** START The input **

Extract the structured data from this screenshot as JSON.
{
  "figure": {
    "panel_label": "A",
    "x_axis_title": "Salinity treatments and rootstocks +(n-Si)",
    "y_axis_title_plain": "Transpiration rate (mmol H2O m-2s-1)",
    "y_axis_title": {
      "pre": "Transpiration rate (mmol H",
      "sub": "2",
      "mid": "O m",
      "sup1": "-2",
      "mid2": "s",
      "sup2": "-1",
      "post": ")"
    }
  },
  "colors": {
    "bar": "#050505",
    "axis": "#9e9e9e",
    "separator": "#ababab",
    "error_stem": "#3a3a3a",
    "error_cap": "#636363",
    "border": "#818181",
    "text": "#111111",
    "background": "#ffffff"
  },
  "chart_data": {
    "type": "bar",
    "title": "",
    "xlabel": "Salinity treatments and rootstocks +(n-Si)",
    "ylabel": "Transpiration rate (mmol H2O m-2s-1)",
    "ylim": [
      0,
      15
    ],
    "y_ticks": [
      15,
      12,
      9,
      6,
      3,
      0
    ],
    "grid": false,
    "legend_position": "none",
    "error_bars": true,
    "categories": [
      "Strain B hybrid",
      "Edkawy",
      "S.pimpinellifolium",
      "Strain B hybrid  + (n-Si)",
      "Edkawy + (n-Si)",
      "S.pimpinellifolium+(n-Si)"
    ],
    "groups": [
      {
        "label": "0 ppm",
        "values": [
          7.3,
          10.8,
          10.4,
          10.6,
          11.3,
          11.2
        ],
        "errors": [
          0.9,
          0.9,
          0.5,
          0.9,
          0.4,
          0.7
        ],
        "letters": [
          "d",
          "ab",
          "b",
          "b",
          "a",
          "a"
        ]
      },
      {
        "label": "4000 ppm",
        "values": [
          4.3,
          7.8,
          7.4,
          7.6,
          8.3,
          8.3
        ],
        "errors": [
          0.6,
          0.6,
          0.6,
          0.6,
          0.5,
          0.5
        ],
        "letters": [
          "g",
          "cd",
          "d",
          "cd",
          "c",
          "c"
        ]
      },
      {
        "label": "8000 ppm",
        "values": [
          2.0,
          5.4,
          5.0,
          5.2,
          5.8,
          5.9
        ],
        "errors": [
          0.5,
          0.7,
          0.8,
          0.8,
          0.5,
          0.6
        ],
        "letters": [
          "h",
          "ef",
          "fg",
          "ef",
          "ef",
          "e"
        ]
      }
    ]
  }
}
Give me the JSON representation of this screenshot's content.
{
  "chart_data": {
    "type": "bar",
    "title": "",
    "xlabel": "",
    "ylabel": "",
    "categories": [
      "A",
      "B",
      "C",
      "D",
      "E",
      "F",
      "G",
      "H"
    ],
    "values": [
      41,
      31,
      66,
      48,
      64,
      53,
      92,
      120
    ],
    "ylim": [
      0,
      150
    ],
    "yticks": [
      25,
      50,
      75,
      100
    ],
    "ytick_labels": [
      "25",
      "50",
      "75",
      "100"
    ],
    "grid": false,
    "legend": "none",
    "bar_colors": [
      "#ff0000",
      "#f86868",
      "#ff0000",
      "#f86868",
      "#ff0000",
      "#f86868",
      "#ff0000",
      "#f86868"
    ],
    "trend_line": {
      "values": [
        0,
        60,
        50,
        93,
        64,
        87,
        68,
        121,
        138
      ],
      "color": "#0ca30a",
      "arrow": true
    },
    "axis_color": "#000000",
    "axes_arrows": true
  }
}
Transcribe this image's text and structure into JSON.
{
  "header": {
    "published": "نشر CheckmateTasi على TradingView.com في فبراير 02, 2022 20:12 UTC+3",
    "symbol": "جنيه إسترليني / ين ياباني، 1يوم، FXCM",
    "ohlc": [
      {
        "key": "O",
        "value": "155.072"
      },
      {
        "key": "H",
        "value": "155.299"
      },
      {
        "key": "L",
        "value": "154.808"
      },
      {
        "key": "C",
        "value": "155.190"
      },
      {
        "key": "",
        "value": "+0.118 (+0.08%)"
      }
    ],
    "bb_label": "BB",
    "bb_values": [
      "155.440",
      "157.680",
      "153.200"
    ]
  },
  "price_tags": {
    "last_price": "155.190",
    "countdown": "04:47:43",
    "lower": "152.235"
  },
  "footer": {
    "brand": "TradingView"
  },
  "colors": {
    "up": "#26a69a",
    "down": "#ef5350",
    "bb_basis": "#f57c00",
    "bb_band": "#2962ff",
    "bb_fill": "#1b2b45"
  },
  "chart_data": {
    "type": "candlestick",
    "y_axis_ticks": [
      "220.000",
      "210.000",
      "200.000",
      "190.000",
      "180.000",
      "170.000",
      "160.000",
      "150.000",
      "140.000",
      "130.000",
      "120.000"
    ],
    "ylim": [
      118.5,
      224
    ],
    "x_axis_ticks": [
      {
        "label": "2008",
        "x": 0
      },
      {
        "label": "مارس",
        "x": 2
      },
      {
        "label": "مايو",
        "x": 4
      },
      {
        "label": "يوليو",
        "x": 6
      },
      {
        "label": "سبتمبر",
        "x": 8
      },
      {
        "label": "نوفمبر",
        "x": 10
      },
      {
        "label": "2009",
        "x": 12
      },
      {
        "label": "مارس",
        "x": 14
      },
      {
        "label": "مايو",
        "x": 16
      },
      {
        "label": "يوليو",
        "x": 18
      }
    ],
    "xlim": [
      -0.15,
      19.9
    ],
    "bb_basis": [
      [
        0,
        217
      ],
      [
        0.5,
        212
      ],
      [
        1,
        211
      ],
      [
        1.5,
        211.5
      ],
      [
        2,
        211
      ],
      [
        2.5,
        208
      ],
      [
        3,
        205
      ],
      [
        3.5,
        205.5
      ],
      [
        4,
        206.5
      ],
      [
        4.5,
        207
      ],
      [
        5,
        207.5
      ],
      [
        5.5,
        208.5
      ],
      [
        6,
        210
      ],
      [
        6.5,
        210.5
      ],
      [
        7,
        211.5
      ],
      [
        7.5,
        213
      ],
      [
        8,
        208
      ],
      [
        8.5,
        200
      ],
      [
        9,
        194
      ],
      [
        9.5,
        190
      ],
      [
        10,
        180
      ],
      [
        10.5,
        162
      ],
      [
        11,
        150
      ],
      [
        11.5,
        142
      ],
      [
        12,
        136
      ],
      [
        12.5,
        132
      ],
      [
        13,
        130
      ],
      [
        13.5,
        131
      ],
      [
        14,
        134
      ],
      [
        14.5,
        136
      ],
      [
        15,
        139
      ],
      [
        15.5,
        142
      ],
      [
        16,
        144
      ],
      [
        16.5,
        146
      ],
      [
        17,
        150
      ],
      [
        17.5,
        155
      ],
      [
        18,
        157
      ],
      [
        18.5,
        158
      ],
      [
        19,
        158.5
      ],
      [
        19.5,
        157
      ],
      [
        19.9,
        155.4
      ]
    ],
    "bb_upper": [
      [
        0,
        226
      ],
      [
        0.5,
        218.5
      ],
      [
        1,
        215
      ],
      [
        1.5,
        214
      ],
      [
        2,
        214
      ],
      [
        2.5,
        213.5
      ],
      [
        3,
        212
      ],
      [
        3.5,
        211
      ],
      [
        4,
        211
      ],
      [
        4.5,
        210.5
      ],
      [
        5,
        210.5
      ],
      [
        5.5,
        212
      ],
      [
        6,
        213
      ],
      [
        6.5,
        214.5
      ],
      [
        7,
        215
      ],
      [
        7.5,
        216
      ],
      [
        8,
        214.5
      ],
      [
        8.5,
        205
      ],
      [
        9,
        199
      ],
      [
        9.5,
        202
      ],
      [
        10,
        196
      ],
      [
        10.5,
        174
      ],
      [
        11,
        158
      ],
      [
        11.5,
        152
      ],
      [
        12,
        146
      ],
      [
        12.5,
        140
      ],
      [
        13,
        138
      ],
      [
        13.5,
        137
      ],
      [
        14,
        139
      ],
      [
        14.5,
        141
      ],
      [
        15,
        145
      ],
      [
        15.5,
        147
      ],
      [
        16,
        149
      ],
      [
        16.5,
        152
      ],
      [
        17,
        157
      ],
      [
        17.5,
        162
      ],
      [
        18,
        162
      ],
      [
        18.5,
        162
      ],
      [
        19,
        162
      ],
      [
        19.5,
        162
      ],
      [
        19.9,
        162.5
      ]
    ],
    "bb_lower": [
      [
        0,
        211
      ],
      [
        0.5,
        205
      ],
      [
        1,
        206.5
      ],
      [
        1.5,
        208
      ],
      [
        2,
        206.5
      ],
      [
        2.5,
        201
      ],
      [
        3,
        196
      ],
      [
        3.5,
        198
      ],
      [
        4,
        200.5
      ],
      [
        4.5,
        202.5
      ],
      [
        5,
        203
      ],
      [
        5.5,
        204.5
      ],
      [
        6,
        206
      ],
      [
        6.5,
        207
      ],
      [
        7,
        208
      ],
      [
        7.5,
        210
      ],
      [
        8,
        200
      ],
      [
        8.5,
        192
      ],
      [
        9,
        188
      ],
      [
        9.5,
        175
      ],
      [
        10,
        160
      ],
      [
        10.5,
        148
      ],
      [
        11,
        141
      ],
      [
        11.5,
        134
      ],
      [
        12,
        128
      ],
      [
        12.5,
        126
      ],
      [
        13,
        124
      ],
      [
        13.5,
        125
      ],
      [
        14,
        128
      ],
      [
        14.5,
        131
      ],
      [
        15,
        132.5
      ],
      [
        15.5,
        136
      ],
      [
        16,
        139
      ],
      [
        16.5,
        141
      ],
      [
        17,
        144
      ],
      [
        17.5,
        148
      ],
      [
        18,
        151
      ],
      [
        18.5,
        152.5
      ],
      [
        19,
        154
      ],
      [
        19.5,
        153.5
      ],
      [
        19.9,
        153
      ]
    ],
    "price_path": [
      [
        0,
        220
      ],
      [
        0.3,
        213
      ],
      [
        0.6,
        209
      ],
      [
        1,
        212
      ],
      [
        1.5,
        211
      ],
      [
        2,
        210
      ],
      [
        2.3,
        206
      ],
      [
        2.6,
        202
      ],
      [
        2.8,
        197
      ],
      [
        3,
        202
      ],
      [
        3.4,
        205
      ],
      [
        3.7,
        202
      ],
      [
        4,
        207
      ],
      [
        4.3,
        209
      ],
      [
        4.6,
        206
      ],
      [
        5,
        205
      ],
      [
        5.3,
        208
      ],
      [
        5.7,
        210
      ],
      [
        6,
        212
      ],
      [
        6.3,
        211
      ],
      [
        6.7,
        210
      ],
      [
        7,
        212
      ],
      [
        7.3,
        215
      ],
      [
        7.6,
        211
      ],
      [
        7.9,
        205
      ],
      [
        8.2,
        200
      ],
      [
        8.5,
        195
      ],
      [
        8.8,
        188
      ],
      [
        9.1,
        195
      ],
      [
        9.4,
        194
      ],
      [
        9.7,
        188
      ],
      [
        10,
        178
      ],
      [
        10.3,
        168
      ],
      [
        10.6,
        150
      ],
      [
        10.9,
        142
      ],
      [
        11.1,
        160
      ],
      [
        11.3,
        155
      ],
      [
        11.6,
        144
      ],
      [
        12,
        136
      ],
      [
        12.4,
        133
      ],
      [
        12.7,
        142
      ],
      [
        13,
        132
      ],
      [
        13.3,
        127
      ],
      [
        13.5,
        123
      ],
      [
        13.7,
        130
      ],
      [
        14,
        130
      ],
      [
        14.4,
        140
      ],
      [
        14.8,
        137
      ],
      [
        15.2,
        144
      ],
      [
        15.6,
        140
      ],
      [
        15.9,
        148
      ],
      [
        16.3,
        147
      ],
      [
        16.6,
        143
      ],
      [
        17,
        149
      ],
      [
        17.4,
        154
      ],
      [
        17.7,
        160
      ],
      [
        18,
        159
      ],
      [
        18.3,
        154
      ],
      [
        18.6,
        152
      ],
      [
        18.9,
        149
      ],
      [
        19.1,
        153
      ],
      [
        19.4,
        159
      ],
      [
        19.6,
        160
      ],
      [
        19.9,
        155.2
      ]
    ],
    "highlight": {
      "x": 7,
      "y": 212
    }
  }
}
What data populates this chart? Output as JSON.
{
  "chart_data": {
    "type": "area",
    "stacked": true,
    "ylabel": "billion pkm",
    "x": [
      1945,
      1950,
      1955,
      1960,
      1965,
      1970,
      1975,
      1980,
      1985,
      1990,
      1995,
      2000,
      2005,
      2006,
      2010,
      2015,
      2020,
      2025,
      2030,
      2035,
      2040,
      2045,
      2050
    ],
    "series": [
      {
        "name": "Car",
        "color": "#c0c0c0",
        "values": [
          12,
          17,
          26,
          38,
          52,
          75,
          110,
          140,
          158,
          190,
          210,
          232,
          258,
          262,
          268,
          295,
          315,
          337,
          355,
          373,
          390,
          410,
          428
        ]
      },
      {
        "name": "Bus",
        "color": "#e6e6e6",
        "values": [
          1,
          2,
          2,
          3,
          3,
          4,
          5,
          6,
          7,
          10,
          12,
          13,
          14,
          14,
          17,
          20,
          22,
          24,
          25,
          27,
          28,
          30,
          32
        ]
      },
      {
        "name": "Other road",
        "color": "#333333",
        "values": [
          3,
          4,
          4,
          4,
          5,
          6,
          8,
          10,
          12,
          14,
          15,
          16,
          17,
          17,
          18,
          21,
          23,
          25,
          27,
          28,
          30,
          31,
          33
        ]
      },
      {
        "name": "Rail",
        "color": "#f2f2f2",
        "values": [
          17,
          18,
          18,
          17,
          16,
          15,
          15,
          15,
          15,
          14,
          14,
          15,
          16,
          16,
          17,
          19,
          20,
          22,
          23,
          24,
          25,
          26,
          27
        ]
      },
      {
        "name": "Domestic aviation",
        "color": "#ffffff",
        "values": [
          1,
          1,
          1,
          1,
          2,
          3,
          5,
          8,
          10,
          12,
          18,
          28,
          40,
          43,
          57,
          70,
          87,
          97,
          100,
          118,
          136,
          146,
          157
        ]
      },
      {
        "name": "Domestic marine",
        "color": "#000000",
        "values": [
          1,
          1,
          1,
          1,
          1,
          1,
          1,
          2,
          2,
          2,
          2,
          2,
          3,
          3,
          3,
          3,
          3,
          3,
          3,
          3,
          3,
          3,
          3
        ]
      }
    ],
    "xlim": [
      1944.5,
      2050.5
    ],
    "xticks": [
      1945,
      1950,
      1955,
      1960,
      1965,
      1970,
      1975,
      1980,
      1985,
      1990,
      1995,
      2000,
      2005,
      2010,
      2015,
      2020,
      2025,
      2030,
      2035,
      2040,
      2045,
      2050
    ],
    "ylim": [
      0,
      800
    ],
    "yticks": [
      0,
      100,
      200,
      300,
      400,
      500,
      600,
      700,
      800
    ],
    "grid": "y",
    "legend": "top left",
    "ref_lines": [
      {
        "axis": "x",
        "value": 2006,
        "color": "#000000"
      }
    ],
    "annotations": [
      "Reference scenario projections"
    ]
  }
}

** END The input **

→ Exercise objective
Show each line in the entries that holds the string "type".

→ Solution below
    "type": "bar",
    "type": "bar",
    "type": "candlestick",
    "type": "area",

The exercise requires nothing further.